#### RECORDS FOR THIS TASK
▼▼▼

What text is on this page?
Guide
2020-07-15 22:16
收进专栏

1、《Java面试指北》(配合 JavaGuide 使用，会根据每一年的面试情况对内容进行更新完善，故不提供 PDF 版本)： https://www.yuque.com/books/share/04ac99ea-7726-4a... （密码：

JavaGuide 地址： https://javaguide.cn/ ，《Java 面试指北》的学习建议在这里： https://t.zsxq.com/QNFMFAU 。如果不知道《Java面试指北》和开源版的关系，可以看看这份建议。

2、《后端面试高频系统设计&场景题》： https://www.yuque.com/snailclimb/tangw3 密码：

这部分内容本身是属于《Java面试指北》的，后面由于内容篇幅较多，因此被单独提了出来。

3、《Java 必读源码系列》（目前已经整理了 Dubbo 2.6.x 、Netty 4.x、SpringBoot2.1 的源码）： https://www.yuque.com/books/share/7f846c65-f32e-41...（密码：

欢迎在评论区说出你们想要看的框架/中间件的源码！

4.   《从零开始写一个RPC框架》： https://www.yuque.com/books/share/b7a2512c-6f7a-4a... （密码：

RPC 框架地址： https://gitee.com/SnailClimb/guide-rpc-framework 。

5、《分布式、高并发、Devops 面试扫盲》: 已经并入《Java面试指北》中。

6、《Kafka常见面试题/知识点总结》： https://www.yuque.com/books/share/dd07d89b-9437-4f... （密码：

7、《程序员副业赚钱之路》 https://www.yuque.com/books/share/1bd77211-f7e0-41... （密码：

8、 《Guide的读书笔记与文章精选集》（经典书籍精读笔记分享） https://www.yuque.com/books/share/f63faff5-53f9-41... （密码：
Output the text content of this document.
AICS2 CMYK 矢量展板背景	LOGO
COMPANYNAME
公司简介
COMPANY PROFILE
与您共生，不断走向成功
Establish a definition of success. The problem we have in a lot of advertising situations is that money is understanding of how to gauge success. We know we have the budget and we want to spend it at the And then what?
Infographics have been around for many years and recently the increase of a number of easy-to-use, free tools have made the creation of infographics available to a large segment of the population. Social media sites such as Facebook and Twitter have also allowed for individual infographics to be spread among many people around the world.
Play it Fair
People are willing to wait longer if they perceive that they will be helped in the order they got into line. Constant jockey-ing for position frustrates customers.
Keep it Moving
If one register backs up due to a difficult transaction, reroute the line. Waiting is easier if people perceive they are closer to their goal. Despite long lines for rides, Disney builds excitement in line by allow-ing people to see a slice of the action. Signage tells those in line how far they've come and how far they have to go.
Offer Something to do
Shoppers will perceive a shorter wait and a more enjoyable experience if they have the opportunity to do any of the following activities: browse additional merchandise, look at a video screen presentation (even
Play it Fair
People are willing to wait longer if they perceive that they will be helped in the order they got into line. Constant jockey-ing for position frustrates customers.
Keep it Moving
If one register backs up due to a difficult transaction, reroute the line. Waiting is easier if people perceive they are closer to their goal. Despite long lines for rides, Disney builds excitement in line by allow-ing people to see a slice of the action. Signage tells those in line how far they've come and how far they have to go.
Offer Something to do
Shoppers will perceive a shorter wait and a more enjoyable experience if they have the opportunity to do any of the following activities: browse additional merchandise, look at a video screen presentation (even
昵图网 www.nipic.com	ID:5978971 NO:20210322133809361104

▲▲▲

#### REQUIREMENTS
From the listing, copy every line where the string "JavaGuide" appears.

#### WRITTEN SOLUTION
1、《Java面试指北》(配合 JavaGuide 使用，会根据每一年的面试情况对内容进行更新完善，故不提供 PDF 版本)： https://www.yuque.com/books/share/04ac99ea-7726-4a... （密码：
JavaGuide 地址： https://javaguide.cn/ ，《Java 面试指北》的学习建议在这里： https://t.zsxq.com/QNFMFAU 。如果不知道《Java面试指北》和开源版的关系，可以看看这份建议。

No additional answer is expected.